• _PROBLEM_: Transcribe each of the records below exactly, excluding all pictures.

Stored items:
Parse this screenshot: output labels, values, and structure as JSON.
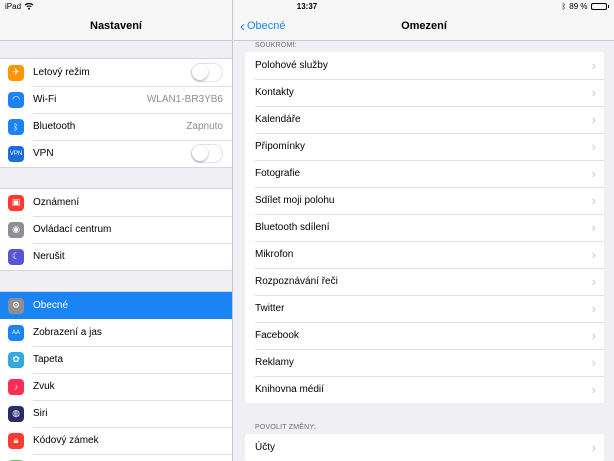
{
  "status": {
    "device": "iPad",
    "time": "13:37",
    "battery": "89 %",
    "battery_level": 0.89
  },
  "master": {
    "title": "Nastavení",
    "groups": [
      [
        {
          "label": "Letový režim",
          "icon": "airplane-icon",
          "color": "#ff9500",
          "glyph": "✈",
          "accessory": "toggle",
          "on": false
        },
        {
          "label": "Wi-Fi",
          "icon": "wifi-icon",
          "color": "#1a84f5",
          "glyph": "◠",
          "detail": "WLAN1-BR3YB6"
        },
        {
          "label": "Bluetooth",
          "icon": "bluetooth-icon",
          "color": "#1a84f5",
          "glyph": "ᛒ",
          "detail": "Zapnuto"
        },
        {
          "label": "VPN",
          "icon": "vpn-icon",
          "color": "#1a6ed8",
          "glyph": "VPN",
          "accessory": "toggle",
          "on": false
        }
      ],
      [
        {
          "label": "Oznámení",
          "icon": "notifications-icon",
          "color": "#ff3b30",
          "glyph": "▣"
        },
        {
          "label": "Ovládací centrum",
          "icon": "control-center-icon",
          "color": "#8e8e93",
          "glyph": "◉"
        },
        {
          "label": "Nerušit",
          "icon": "do-not-disturb-icon",
          "color": "#5856d6",
          "glyph": "☾"
        }
      ],
      [
        {
          "label": "Obecné",
          "icon": "gear-icon",
          "color": "#8e8e93",
          "glyph": "⚙",
          "selected": true
        },
        {
          "label": "Zobrazení a jas",
          "icon": "display-brightness-icon",
          "color": "#1a84f5",
          "glyph": "AA"
        },
        {
          "label": "Tapeta",
          "icon": "wallpaper-icon",
          "color": "#34aadc",
          "glyph": "✿"
        },
        {
          "label": "Zvuk",
          "icon": "sound-icon",
          "color": "#ff2d55",
          "glyph": "♪"
        },
        {
          "label": "Siri",
          "icon": "siri-icon",
          "color": "#2c2c6c",
          "glyph": "◍"
        },
        {
          "label": "Kódový zámek",
          "icon": "passcode-lock-icon",
          "color": "#ff3b30",
          "glyph": "🔒︎"
        },
        {
          "label": "",
          "icon": "battery-icon",
          "color": "#4cd964",
          "glyph": ""
        }
      ]
    ]
  },
  "detail": {
    "back_label": "Obecné",
    "title": "Omezení",
    "privacy_header": "SOUKROMÍ:",
    "privacy_items": [
      "Polohové služby",
      "Kontakty",
      "Kalendáře",
      "Připomínky",
      "Fotografie",
      "Sdílet moji polohu",
      "Bluetooth sdílení",
      "Mikrofon",
      "Rozpoznávání řeči",
      "Twitter",
      "Facebook",
      "Reklamy",
      "Knihovna médií"
    ],
    "allow_header": "POVOLIT ZMĚNY:",
    "allow_items": [
      "Účty"
    ]
  }
}
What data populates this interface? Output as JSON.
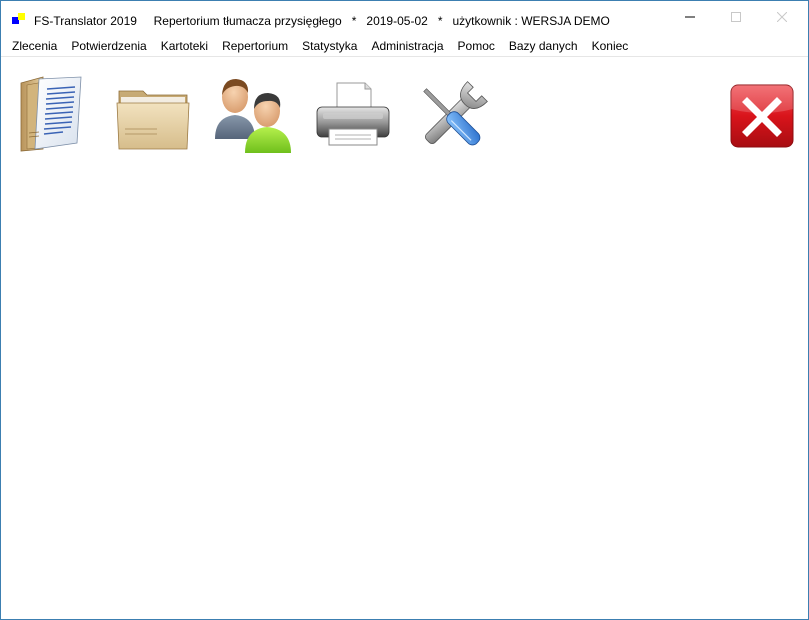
{
  "window": {
    "app_name": "FS-Translator 2019",
    "subtitle": "Repertorium tłumacza przysięgłego",
    "separator": "*",
    "date": "2019-05-02",
    "user_label": "użytkownik :",
    "user_name": "WERSJA DEMO",
    "controls": [
      "minimize-icon",
      "maximize-icon",
      "close-icon"
    ]
  },
  "menu": {
    "items": [
      "Zlecenia",
      "Potwierdzenia",
      "Kartoteki",
      "Repertorium",
      "Statystyka",
      "Administracja",
      "Pomoc",
      "Bazy danych",
      "Koniec"
    ]
  },
  "toolbar": {
    "buttons": [
      {
        "name": "documents",
        "icon": "documents-icon"
      },
      {
        "name": "folder",
        "icon": "folder-icon"
      },
      {
        "name": "users",
        "icon": "users-icon"
      },
      {
        "name": "print",
        "icon": "printer-icon"
      },
      {
        "name": "settings",
        "icon": "tools-icon"
      },
      {
        "name": "exit",
        "icon": "exit-icon"
      }
    ]
  },
  "colors": {
    "window_border": "#3c7fb1",
    "exit_red": "#d9141b"
  }
}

• _RESULT OF THE EXERCISE_:
Parse this screenshot: output labels, values, and structure as JSON.
{
  "status": {
    "device": "iPad",
    "time": "13:37",
    "battery": "89 %",
    "battery_level": 0.89
  },
  "master": {
    "title": "Nastavení",
    "groups": [
      [
        {
          "label": "Letový režim",
          "icon": "airplane-icon",
          "color": "#ff9500",
          "glyph": "✈",
          "accessory": "toggle",
          "on": false
        },
        {
          "label": "Wi-Fi",
          "icon": "wifi-icon",
          "color": "#1a84f5",
          "glyph": "◠",
          "detail": "WLAN1-BR3YB6"
        },
        {
          "label": "Bluetooth",
          "icon": "bluetooth-icon",
          "color": "#1a84f5",
          "glyph": "ᛒ",
          "detail": "Zapnuto"
        },
        {
          "label": "VPN",
          "icon": "vpn-icon",
          "color": "#1a6ed8",
          "glyph": "VPN",
          "accessory": "toggle",
          "on": false
        }
      ],
      [
        {
          "label": "Oznámení",
          "icon": "notifications-icon",
          "color": "#ff3b30",
          "glyph": "▣"
        },
        {
          "label": "Ovládací centrum",
          "icon": "control-center-icon",
          "color": "#8e8e93",
          "glyph": "◉"
        },
        {
          "label": "Nerušit",
          "icon": "do-not-disturb-icon",
          "color": "#5856d6",
          "glyph": "☾"
        }
      ],
      [
        {
          "label": "Obecné",
          "icon": "gear-icon",
          "color": "#8e8e93",
          "glyph": "⚙",
          "selected": true
        },
        {
          "label": "Zobrazení a jas",
          "icon": "display-brightness-icon",
          "color": "#1a84f5",
          "glyph": "AA"
        },
        {
          "label": "Tapeta",
          "icon": "wallpaper-icon",
          "color": "#34aadc",
          "glyph": "✿"
        },
        {
          "label": "Zvuk",
          "icon": "sound-icon",
          "color": "#ff2d55",
          "glyph": "♪"
        },
        {
          "label": "Siri",
          "icon": "siri-icon",
          "color": "#2c2c6c",
          "glyph": "◍"
        },
        {
          "label": "Kódový zámek",
          "icon": "passcode-lock-icon",
          "color": "#ff3b30",
          "glyph": "🔒︎"
        },
        {
          "label": "",
          "icon": "battery-icon",
          "color": "#4cd964",
          "glyph": ""
        }
      ]
    ]
  },
  "detail": {
    "back_label": "Obecné",
    "title": "Omezení",
    "privacy_header": "SOUKROMÍ:",
    "privacy_items": [
      "Polohové služby",
      "Kontakty",
      "Kalendáře",
      "Připomínky",
      "Fotografie",
      "Sdílet moji polohu",
      "Bluetooth sdílení",
      "Mikrofon",
      "Rozpoznávání řeči",
      "Twitter",
      "Facebook",
      "Reklamy",
      "Knihovna médií"
    ],
    "allow_header": "POVOLIT ZMĚNY:",
    "allow_items": [
      "Účty"
    ]
  }
}
What data populates this interface? Output as JSON.
{
  "window": {
    "app_name": "FS-Translator 2019",
    "subtitle": "Repertorium tłumacza przysięgłego",
    "separator": "*",
    "date": "2019-05-02",
    "user_label": "użytkownik :",
    "user_name": "WERSJA DEMO",
    "controls": [
      "minimize-icon",
      "maximize-icon",
      "close-icon"
    ]
  },
  "menu": {
    "items": [
      "Zlecenia",
      "Potwierdzenia",
      "Kartoteki",
      "Repertorium",
      "Statystyka",
      "Administracja",
      "Pomoc",
      "Bazy danych",
      "Koniec"
    ]
  },
  "toolbar": {
    "buttons": [
      {
        "name": "documents",
        "icon": "documents-icon"
      },
      {
        "name": "folder",
        "icon": "folder-icon"
      },
      {
        "name": "users",
        "icon": "users-icon"
      },
      {
        "name": "print",
        "icon": "printer-icon"
      },
      {
        "name": "settings",
        "icon": "tools-icon"
      },
      {
        "name": "exit",
        "icon": "exit-icon"
      }
    ]
  },
  "colors": {
    "window_border": "#3c7fb1",
    "exit_red": "#d9141b"
  }
}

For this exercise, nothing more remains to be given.